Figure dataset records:

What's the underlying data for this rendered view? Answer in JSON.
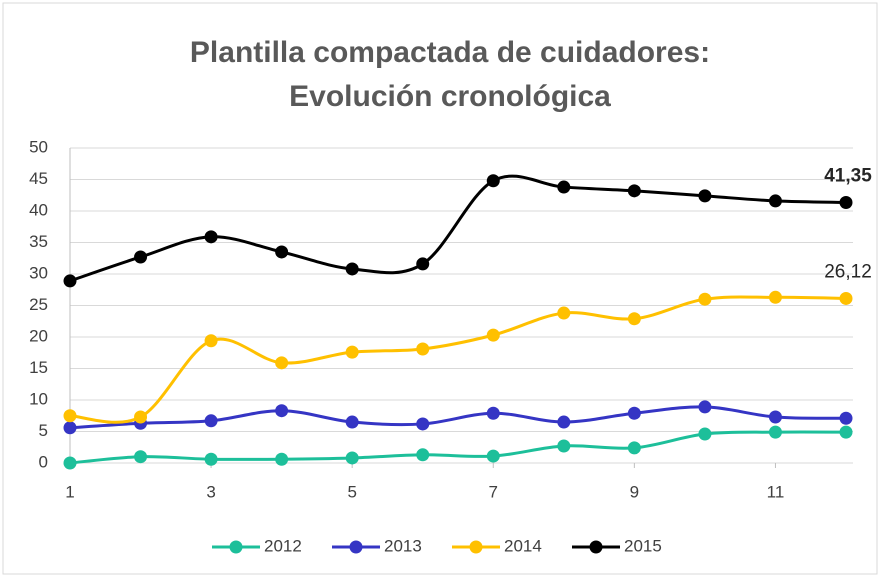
{
  "chart_data": {
    "type": "line",
    "title": [
      "Plantilla compactada de cuidadores:",
      "Evolución cronológica"
    ],
    "x": [
      1,
      2,
      3,
      4,
      5,
      6,
      7,
      8,
      9,
      10,
      11,
      12
    ],
    "xlim": [
      1,
      12
    ],
    "xticks": [
      1,
      3,
      5,
      7,
      9,
      11
    ],
    "ylim": [
      0,
      50
    ],
    "yticks": [
      0,
      5,
      10,
      15,
      20,
      25,
      30,
      35,
      40,
      45,
      50
    ],
    "grid": true,
    "smooth": true,
    "legend": "bottom",
    "series": [
      {
        "name": "2012",
        "color": "#1dbf9a",
        "values": [
          0,
          1.0,
          0.6,
          0.6,
          0.8,
          1.3,
          1.1,
          2.7,
          2.4,
          4.6,
          4.9,
          4.9
        ]
      },
      {
        "name": "2013",
        "color": "#3535c4",
        "values": [
          5.6,
          6.3,
          6.7,
          8.3,
          6.5,
          6.2,
          7.9,
          6.5,
          7.9,
          8.9,
          7.3,
          7.1
        ]
      },
      {
        "name": "2014",
        "color": "#ffc000",
        "values": [
          7.5,
          7.3,
          19.4,
          15.9,
          17.6,
          18.1,
          20.3,
          23.8,
          22.9,
          26.0,
          26.3,
          26.12
        ],
        "value_labels": [
          null,
          null,
          null,
          null,
          null,
          null,
          null,
          null,
          null,
          null,
          null,
          "26,12"
        ]
      },
      {
        "name": "2015",
        "color": "#000000",
        "values": [
          28.9,
          32.7,
          35.9,
          33.5,
          30.8,
          31.6,
          44.8,
          43.8,
          43.2,
          42.4,
          41.6,
          41.35
        ],
        "value_labels": [
          null,
          null,
          null,
          null,
          null,
          null,
          null,
          null,
          null,
          null,
          null,
          "41,35"
        ],
        "label_bold": true
      }
    ]
  }
}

TASK DIRECTIONS:
Pull out every line of the records that includes the string "name".

EXERCISE ANSWER:
        "name": "2012",
        "name": "2013",
        "name": "2014",
        "name": "2015",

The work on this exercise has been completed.